• The exercise:
Verbatim output of all the material below is required.

════

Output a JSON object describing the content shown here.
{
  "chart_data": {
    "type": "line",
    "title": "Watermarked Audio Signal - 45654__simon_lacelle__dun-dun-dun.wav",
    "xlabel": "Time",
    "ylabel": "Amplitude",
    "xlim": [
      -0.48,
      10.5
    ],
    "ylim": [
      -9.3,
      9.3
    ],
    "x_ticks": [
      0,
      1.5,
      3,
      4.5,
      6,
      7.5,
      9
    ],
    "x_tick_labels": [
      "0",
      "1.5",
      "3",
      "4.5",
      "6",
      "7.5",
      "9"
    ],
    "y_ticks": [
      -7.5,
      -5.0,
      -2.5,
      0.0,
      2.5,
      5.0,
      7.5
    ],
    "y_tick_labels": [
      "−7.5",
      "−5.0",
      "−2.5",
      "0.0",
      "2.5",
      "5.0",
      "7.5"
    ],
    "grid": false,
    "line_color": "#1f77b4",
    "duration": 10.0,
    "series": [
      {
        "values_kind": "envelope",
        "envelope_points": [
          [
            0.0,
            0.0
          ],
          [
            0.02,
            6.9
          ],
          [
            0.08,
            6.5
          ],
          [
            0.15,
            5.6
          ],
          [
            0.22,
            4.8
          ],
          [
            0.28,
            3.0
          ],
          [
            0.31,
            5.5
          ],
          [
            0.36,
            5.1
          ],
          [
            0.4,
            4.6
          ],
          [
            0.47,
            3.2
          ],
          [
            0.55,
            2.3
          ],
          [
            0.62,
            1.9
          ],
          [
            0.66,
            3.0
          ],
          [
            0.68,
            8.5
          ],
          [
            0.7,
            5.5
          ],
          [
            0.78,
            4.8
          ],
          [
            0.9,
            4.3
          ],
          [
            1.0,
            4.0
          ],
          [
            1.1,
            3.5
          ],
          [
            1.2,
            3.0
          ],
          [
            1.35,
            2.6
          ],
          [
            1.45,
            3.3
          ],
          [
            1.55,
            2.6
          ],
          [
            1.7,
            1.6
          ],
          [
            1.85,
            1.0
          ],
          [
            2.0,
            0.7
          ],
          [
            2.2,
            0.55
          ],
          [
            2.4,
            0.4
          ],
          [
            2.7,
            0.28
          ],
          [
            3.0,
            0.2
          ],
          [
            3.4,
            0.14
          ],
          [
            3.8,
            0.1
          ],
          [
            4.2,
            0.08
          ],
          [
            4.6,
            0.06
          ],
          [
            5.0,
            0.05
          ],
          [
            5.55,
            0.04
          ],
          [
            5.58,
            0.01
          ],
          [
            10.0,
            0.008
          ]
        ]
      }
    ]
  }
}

════

• Exercise result:
Output a JSON object describing the content shown here.
{
  "chart_data": {
    "type": "line",
    "title": "Watermarked Audio Signal - 45654__simon_lacelle__dun-dun-dun.wav",
    "xlabel": "Time",
    "ylabel": "Amplitude",
    "xlim": [
      -0.48,
      10.5
    ],
    "ylim": [
      -9.3,
      9.3
    ],
    "x_ticks": [
      0,
      1.5,
      3,
      4.5,
      6,
      7.5,
      9
    ],
    "x_tick_labels": [
      "0",
      "1.5",
      "3",
      "4.5",
      "6",
      "7.5",
      "9"
    ],
    "y_ticks": [
      -7.5,
      -5.0,
      -2.5,
      0.0,
      2.5,
      5.0,
      7.5
    ],
    "y_tick_labels": [
      "−7.5",
      "−5.0",
      "−2.5",
      "0.0",
      "2.5",
      "5.0",
      "7.5"
    ],
    "grid": false,
    "line_color": "#1f77b4",
    "duration": 10.0,
    "series": [
      {
        "values_kind": "envelope",
        "envelope_points": [
          [
            0.0,
            0.0
          ],
          [
            0.02,
            6.9
          ],
          [
            0.08,
            6.5
          ],
          [
            0.15,
            5.6
          ],
          [
            0.22,
            4.8
          ],
          [
            0.28,
            3.0
          ],
          [
            0.31,
            5.5
          ],
          [
            0.36,
            5.1
          ],
          [
            0.4,
            4.6
          ],
          [
            0.47,
            3.2
          ],
          [
            0.55,
            2.3
          ],
          [
            0.62,
            1.9
          ],
          [
            0.66,
            3.0
          ],
          [
            0.68,
            8.5
          ],
          [
            0.7,
            5.5
          ],
          [
            0.78,
            4.8
          ],
          [
            0.9,
            4.3
          ],
          [
            1.0,
            4.0
          ],
          [
            1.1,
            3.5
          ],
          [
            1.2,
            3.0
          ],
          [
            1.35,
            2.6
          ],
          [
            1.45,
            3.3
          ],
          [
            1.55,
            2.6
          ],
          [
            1.7,
            1.6
          ],
          [
            1.85,
            1.0
          ],
          [
            2.0,
            0.7
          ],
          [
            2.2,
            0.55
          ],
          [
            2.4,
            0.4
          ],
          [
            2.7,
            0.28
          ],
          [
            3.0,
            0.2
          ],
          [
            3.4,
            0.14
          ],
          [
            3.8,
            0.1
          ],
          [
            4.2,
            0.08
          ],
          [
            4.6,
            0.06
          ],
          [
            5.0,
            0.05
          ],
          [
            5.55,
            0.04
          ],
          [
            5.58,
            0.01
          ],
          [
            10.0,
            0.008
          ]
        ]
      }
    ]
  }
}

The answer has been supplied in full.